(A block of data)
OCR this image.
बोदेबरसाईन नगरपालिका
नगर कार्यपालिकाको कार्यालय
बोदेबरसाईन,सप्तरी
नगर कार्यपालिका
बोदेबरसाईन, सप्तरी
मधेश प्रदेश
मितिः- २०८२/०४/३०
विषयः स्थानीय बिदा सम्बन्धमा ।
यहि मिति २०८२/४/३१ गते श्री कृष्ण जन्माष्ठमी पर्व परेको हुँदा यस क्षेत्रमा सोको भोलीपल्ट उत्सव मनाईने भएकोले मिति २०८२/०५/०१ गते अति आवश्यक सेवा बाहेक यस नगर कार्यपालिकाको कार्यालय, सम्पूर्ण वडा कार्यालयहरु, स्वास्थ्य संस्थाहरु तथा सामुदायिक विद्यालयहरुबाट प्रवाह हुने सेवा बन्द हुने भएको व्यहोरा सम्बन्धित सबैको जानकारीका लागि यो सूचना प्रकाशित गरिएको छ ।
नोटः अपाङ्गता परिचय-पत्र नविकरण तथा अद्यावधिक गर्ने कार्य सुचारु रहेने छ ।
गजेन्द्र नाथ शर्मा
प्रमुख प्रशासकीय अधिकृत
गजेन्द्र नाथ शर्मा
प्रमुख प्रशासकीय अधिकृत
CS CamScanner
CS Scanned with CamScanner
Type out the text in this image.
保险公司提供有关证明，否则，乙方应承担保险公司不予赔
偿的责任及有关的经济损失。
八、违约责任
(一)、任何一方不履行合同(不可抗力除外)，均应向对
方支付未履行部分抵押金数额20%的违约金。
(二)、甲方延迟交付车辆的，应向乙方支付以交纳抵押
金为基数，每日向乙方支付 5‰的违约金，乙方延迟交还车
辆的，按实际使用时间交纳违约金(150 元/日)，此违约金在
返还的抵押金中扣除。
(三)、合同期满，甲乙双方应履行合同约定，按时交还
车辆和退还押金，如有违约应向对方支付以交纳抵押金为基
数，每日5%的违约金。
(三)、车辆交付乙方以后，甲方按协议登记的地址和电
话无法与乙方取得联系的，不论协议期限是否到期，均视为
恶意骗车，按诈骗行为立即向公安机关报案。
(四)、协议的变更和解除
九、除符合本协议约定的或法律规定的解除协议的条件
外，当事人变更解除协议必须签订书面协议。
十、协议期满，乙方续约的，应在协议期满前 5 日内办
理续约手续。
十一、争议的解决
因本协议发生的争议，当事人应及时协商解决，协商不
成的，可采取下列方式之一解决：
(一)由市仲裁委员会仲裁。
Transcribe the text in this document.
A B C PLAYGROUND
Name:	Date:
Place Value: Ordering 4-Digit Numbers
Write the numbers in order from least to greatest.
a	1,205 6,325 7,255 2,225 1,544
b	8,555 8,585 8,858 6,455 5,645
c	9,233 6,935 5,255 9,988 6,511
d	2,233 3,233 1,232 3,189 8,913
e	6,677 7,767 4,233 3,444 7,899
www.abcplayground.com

PROBLEM REQUIREMENTS -> From the line holding "Transcribe the text in this document." through the last line above, reproduce each line exactly and add nothing.

SOLUTION TO THIS PROBLEM ->
Transcribe the text in this document.
A B C PLAYGROUND
Name:	Date:
Place Value: Ordering 4-Digit Numbers
Write the numbers in order from least to greatest.
a	1,205 6,325 7,255 2,225 1,544
b	8,555 8,585 8,858 6,455 5,645
c	9,233 6,935 5,255 9,988 6,511
d	2,233 3,233 1,232 3,189 8,913
e	6,677 7,767 4,233 3,444 7,899
www.abcplayground.com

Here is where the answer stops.